__Work to do__: Print the entries verbatim, leaving out the images they contain.
# START OF Records for processing
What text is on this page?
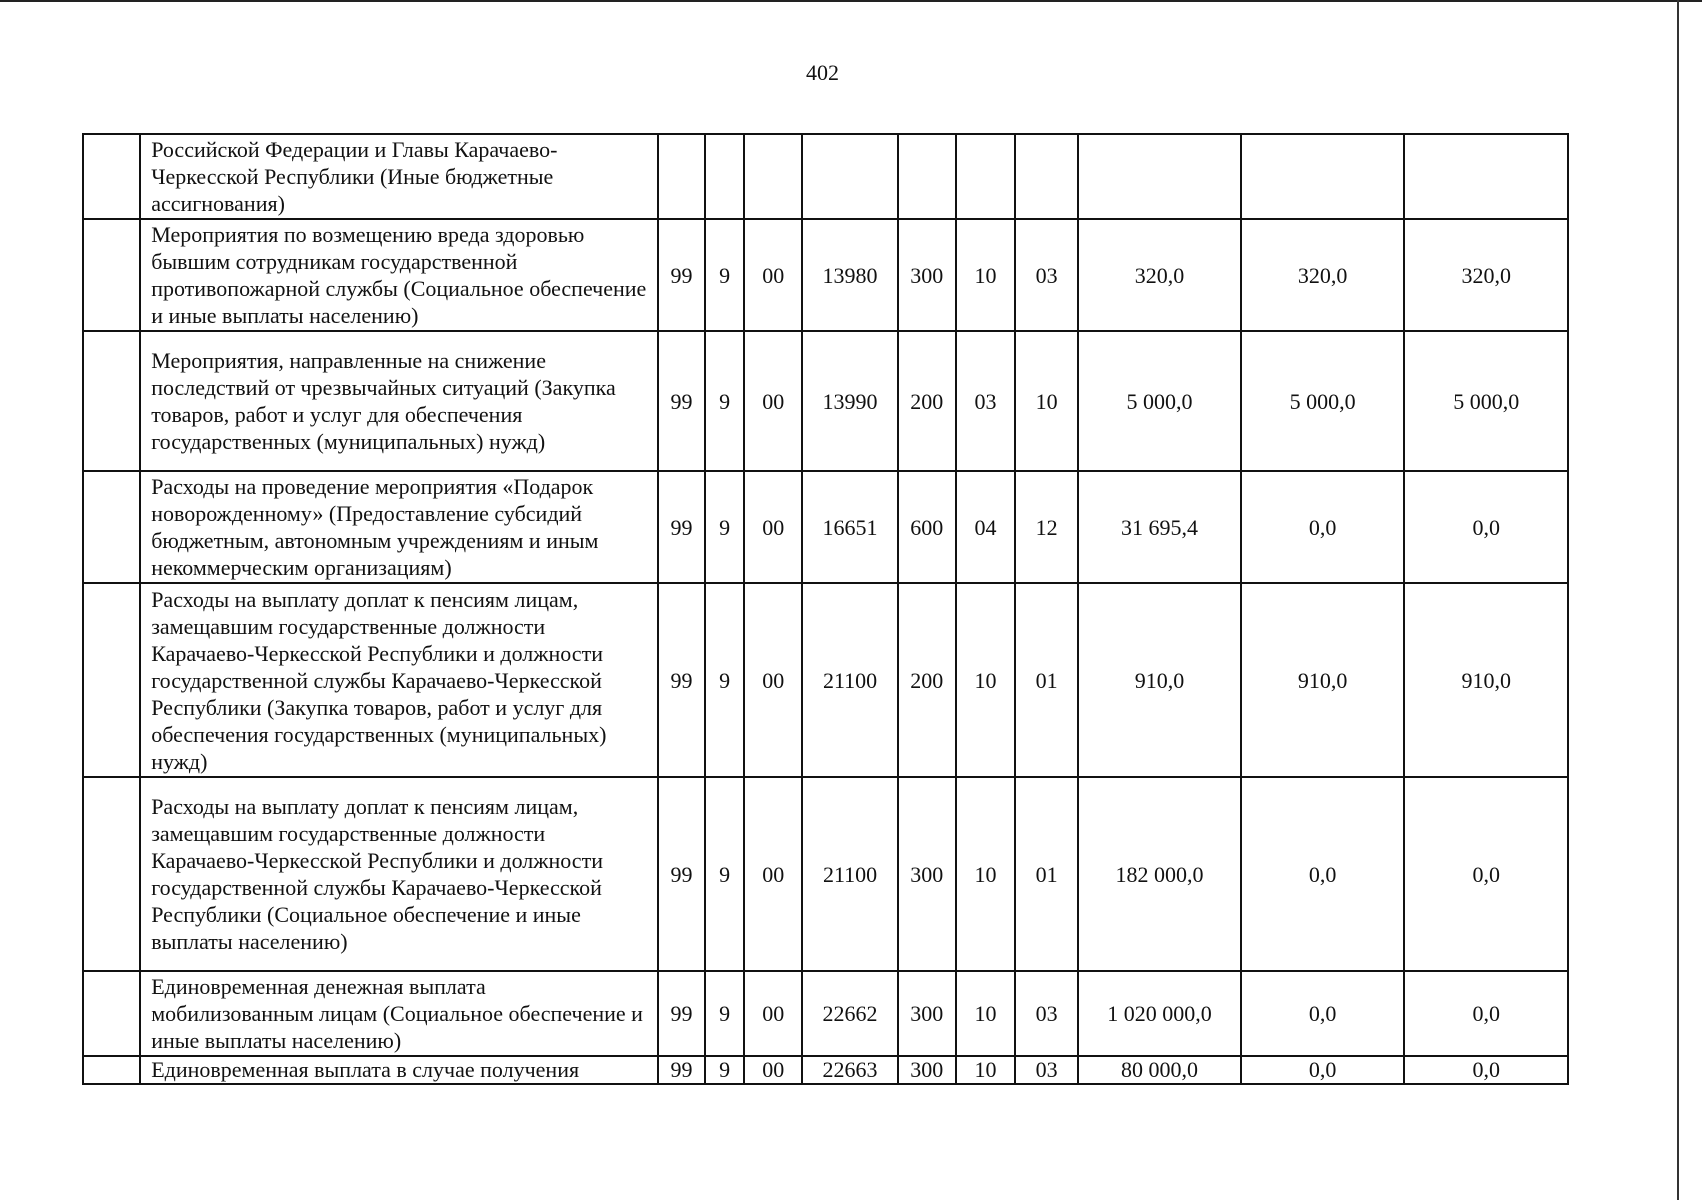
402
	Российской Федерации и Главы Карачаево-Черкесской Республики (Иные бюджетные ассигнования)										
	Мероприятия по возмещению вреда здоровью бывшим сотрудникам государственной противопожарной службы (Социальное обеспечение и иные выплаты населению)	99	9	00	13980	300	10	03	320,0	320,0	320,0
	Мероприятия, направленные на снижение последствий от чрезвычайных ситуаций (Закупка товаров, работ и услуг для обеспечения государственных (муниципальных) нужд)	99	9	00	13990	200	03	10	5 000,0	5 000,0	5 000,0
	Расходы на проведение мероприятия «Подарок новорожденному» (Предоставление субсидий бюджетным, автономным учреждениям и иным некоммерческим организациям)	99	9	00	16651	600	04	12	31 695,4	0,0	0,0
	Расходы на выплату доплат к пенсиям лицам, замещавшим государственные должности Карачаево-Черкесской Республики и должности государственной службы Карачаево-Черкесской Республики (Закупка товаров, работ и услуг для обеспечения государственных (муниципальных) нужд)	99	9	00	21100	200	10	01	910,0	910,0	910,0
	Расходы на выплату доплат к пенсиям лицам, замещавшим государственные должности Карачаево-Черкесской Республики и должности государственной службы Карачаево-Черкесской Республики (Социальное обеспечение и иные выплаты населению)	99	9	00	21100	300	10	01	182 000,0	0,0	0,0
	Единовременная денежная выплата мобилизованным лицам (Социальное обеспечение и иные выплаты населению)	99	9	00	22662	300	10	03	1 020 000,0	0,0	0,0
	Единовременная выплата в случае получения	99	9	00	22663	300	10	03	80 000,0	0,0	0,0
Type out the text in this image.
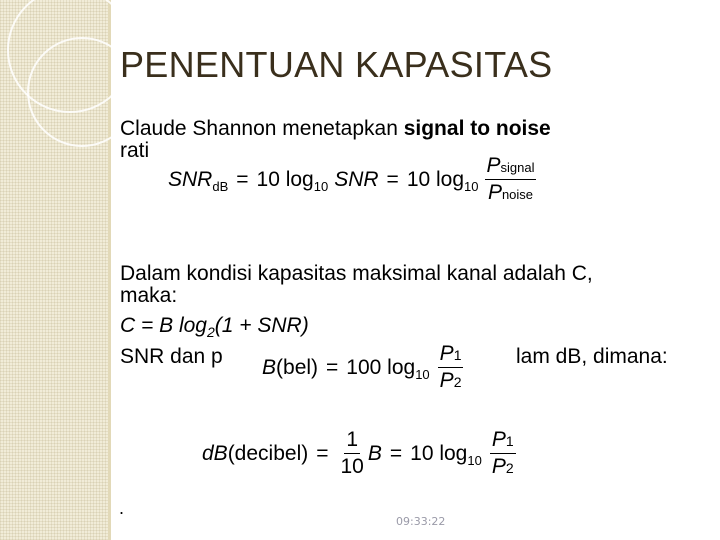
PENENTUAN KAPASITAS
Claude Shannon menetapkan signal to noise
rati
SNR dB = 10 log 10 SNR = 10 $\log 10 \frac{\text{Psignal}}{\text{Pnoise}}$
Dalam kondisi kapasitas maksimal kanal adalah C,
maka:
C = B $\log_2(1 + SNR)$
SNR dan p	lam dB, dimana:
B (bel) = 100 $\log 10 \frac{P1}{P2}$
dB (decibel) = $\frac{1}{10}$ B = 10 $\log 10 \frac{P1}{P2}$
.
09:33:22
# END OF Records for processing
__Reply__:
What text is on this page?
402
	Российской Федерации и Главы Карачаево-Черкесской Республики (Иные бюджетные ассигнования)										
	Мероприятия по возмещению вреда здоровью бывшим сотрудникам государственной противопожарной службы (Социальное обеспечение и иные выплаты населению)	99	9	00	13980	300	10	03	320,0	320,0	320,0
	Мероприятия, направленные на снижение последствий от чрезвычайных ситуаций (Закупка товаров, работ и услуг для обеспечения государственных (муниципальных) нужд)	99	9	00	13990	200	03	10	5 000,0	5 000,0	5 000,0
	Расходы на проведение мероприятия «Подарок новорожденному» (Предоставление субсидий бюджетным, автономным учреждениям и иным некоммерческим организациям)	99	9	00	16651	600	04	12	31 695,4	0,0	0,0
	Расходы на выплату доплат к пенсиям лицам, замещавшим государственные должности Карачаево-Черкесской Республики и должности государственной службы Карачаево-Черкесской Республики (Закупка товаров, работ и услуг для обеспечения государственных (муниципальных) нужд)	99	9	00	21100	200	10	01	910,0	910,0	910,0
	Расходы на выплату доплат к пенсиям лицам, замещавшим государственные должности Карачаево-Черкесской Республики и должности государственной службы Карачаево-Черкесской Республики (Социальное обеспечение и иные выплаты населению)	99	9	00	21100	300	10	01	182 000,0	0,0	0,0
	Единовременная денежная выплата мобилизованным лицам (Социальное обеспечение и иные выплаты населению)	99	9	00	22662	300	10	03	1 020 000,0	0,0	0,0
	Единовременная выплата в случае получения	99	9	00	22663	300	10	03	80 000,0	0,0	0,0
Type out the text in this image.
PENENTUAN KAPASITAS
Claude Shannon menetapkan signal to noise
rati
SNR dB = 10 log 10 SNR = 10 $\log 10 \frac{\text{Psignal}}{\text{Pnoise}}$
Dalam kondisi kapasitas maksimal kanal adalah C,
maka:
C = B $\log_2(1 + SNR)$
SNR dan p	lam dB, dimana:
B (bel) = 100 $\log 10 \frac{P1}{P2}$
dB (decibel) = $\frac{1}{10}$ B = 10 $\log 10 \frac{P1}{P2}$
.
09:33:22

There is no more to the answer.